-- Begin Data to use --

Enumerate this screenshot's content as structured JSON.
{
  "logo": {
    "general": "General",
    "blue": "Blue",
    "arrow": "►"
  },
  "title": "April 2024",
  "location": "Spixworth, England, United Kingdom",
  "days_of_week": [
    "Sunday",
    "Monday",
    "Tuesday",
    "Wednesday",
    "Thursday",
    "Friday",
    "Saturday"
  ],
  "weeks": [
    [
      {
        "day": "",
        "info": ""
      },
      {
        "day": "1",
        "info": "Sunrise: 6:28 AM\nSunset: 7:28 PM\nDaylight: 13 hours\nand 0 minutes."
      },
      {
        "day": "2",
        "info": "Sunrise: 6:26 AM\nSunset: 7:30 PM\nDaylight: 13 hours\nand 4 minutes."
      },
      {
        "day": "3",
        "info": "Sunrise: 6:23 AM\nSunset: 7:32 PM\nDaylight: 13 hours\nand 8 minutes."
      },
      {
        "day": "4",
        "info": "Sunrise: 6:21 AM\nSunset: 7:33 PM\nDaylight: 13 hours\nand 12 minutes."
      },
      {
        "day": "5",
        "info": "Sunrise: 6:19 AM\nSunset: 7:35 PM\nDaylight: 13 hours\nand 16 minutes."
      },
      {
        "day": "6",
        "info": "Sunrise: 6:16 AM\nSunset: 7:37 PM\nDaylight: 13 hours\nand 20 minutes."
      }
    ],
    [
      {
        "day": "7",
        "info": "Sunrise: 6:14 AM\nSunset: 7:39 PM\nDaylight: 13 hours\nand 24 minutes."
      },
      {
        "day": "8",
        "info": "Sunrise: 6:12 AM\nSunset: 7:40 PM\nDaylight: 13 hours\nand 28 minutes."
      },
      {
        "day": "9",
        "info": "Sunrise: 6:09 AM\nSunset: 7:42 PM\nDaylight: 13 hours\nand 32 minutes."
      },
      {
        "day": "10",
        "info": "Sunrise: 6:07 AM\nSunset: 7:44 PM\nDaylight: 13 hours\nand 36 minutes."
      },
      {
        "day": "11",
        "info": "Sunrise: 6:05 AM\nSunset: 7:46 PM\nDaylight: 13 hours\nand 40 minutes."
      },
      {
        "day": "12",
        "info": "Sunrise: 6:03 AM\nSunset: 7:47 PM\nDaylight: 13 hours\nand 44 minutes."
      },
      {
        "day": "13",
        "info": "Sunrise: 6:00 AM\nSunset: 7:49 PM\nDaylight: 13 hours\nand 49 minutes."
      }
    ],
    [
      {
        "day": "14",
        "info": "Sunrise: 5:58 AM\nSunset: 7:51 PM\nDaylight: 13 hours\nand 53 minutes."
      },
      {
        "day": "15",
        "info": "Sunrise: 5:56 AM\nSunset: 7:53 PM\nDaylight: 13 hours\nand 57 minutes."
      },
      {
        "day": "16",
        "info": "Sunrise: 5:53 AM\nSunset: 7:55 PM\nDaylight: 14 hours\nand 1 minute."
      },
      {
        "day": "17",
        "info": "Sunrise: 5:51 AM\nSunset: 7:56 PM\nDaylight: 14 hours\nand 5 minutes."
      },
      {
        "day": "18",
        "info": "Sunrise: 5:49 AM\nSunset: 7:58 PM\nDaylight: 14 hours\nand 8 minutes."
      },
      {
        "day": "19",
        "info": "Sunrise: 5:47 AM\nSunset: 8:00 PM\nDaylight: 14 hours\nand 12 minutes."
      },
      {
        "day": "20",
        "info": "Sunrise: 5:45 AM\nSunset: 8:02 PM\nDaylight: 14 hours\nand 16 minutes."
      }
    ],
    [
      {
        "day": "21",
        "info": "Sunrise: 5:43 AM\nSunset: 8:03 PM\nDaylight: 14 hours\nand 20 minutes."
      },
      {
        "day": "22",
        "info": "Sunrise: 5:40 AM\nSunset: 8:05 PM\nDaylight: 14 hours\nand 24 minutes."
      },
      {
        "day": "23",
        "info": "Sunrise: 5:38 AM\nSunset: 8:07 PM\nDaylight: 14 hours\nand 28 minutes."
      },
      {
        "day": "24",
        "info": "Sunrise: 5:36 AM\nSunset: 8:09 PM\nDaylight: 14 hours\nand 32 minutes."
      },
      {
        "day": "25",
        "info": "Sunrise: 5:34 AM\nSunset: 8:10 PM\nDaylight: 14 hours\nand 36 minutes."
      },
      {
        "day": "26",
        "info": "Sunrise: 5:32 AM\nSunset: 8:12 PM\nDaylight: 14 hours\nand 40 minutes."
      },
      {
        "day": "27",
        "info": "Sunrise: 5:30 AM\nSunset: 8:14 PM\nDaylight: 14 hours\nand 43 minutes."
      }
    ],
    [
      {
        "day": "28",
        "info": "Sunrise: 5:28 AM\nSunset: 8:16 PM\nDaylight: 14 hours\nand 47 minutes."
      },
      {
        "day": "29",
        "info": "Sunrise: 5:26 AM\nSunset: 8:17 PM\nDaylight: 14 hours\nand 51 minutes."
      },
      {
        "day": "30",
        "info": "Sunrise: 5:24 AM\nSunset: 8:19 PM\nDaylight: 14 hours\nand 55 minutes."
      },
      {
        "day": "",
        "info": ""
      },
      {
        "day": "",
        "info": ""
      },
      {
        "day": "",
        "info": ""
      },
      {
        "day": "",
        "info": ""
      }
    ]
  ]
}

-- End Data to use --

Repeat all the entries word for word.

Enumerate this screenshot's content as structured JSON.
{
  "logo": {
    "general": "General",
    "blue": "Blue",
    "arrow": "►"
  },
  "title": "April 2024",
  "location": "Spixworth, England, United Kingdom",
  "days_of_week": [
    "Sunday",
    "Monday",
    "Tuesday",
    "Wednesday",
    "Thursday",
    "Friday",
    "Saturday"
  ],
  "weeks": [
    [
      {
        "day": "",
        "info": ""
      },
      {
        "day": "1",
        "info": "Sunrise: 6:28 AM\nSunset: 7:28 PM\nDaylight: 13 hours\nand 0 minutes."
      },
      {
        "day": "2",
        "info": "Sunrise: 6:26 AM\nSunset: 7:30 PM\nDaylight: 13 hours\nand 4 minutes."
      },
      {
        "day": "3",
        "info": "Sunrise: 6:23 AM\nSunset: 7:32 PM\nDaylight: 13 hours\nand 8 minutes."
      },
      {
        "day": "4",
        "info": "Sunrise: 6:21 AM\nSunset: 7:33 PM\nDaylight: 13 hours\nand 12 minutes."
      },
      {
        "day": "5",
        "info": "Sunrise: 6:19 AM\nSunset: 7:35 PM\nDaylight: 13 hours\nand 16 minutes."
      },
      {
        "day": "6",
        "info": "Sunrise: 6:16 AM\nSunset: 7:37 PM\nDaylight: 13 hours\nand 20 minutes."
      }
    ],
    [
      {
        "day": "7",
        "info": "Sunrise: 6:14 AM\nSunset: 7:39 PM\nDaylight: 13 hours\nand 24 minutes."
      },
      {
        "day": "8",
        "info": "Sunrise: 6:12 AM\nSunset: 7:40 PM\nDaylight: 13 hours\nand 28 minutes."
      },
      {
        "day": "9",
        "info": "Sunrise: 6:09 AM\nSunset: 7:42 PM\nDaylight: 13 hours\nand 32 minutes."
      },
      {
        "day": "10",
        "info": "Sunrise: 6:07 AM\nSunset: 7:44 PM\nDaylight: 13 hours\nand 36 minutes."
      },
      {
        "day": "11",
        "info": "Sunrise: 6:05 AM\nSunset: 7:46 PM\nDaylight: 13 hours\nand 40 minutes."
      },
      {
        "day": "12",
        "info": "Sunrise: 6:03 AM\nSunset: 7:47 PM\nDaylight: 13 hours\nand 44 minutes."
      },
      {
        "day": "13",
        "info": "Sunrise: 6:00 AM\nSunset: 7:49 PM\nDaylight: 13 hours\nand 49 minutes."
      }
    ],
    [
      {
        "day": "14",
        "info": "Sunrise: 5:58 AM\nSunset: 7:51 PM\nDaylight: 13 hours\nand 53 minutes."
      },
      {
        "day": "15",
        "info": "Sunrise: 5:56 AM\nSunset: 7:53 PM\nDaylight: 13 hours\nand 57 minutes."
      },
      {
        "day": "16",
        "info": "Sunrise: 5:53 AM\nSunset: 7:55 PM\nDaylight: 14 hours\nand 1 minute."
      },
      {
        "day": "17",
        "info": "Sunrise: 5:51 AM\nSunset: 7:56 PM\nDaylight: 14 hours\nand 5 minutes."
      },
      {
        "day": "18",
        "info": "Sunrise: 5:49 AM\nSunset: 7:58 PM\nDaylight: 14 hours\nand 8 minutes."
      },
      {
        "day": "19",
        "info": "Sunrise: 5:47 AM\nSunset: 8:00 PM\nDaylight: 14 hours\nand 12 minutes."
      },
      {
        "day": "20",
        "info": "Sunrise: 5:45 AM\nSunset: 8:02 PM\nDaylight: 14 hours\nand 16 minutes."
      }
    ],
    [
      {
        "day": "21",
        "info": "Sunrise: 5:43 AM\nSunset: 8:03 PM\nDaylight: 14 hours\nand 20 minutes."
      },
      {
        "day": "22",
        "info": "Sunrise: 5:40 AM\nSunset: 8:05 PM\nDaylight: 14 hours\nand 24 minutes."
      },
      {
        "day": "23",
        "info": "Sunrise: 5:38 AM\nSunset: 8:07 PM\nDaylight: 14 hours\nand 28 minutes."
      },
      {
        "day": "24",
        "info": "Sunrise: 5:36 AM\nSunset: 8:09 PM\nDaylight: 14 hours\nand 32 minutes."
      },
      {
        "day": "25",
        "info": "Sunrise: 5:34 AM\nSunset: 8:10 PM\nDaylight: 14 hours\nand 36 minutes."
      },
      {
        "day": "26",
        "info": "Sunrise: 5:32 AM\nSunset: 8:12 PM\nDaylight: 14 hours\nand 40 minutes."
      },
      {
        "day": "27",
        "info": "Sunrise: 5:30 AM\nSunset: 8:14 PM\nDaylight: 14 hours\nand 43 minutes."
      }
    ],
    [
      {
        "day": "28",
        "info": "Sunrise: 5:28 AM\nSunset: 8:16 PM\nDaylight: 14 hours\nand 47 minutes."
      },
      {
        "day": "29",
        "info": "Sunrise: 5:26 AM\nSunset: 8:17 PM\nDaylight: 14 hours\nand 51 minutes."
      },
      {
        "day": "30",
        "info": "Sunrise: 5:24 AM\nSunset: 8:19 PM\nDaylight: 14 hours\nand 55 minutes."
      },
      {
        "day": "",
        "info": ""
      },
      {
        "day": "",
        "info": ""
      },
      {
        "day": "",
        "info": ""
      },
      {
        "day": "",
        "info": ""
      }
    ]
  ]
}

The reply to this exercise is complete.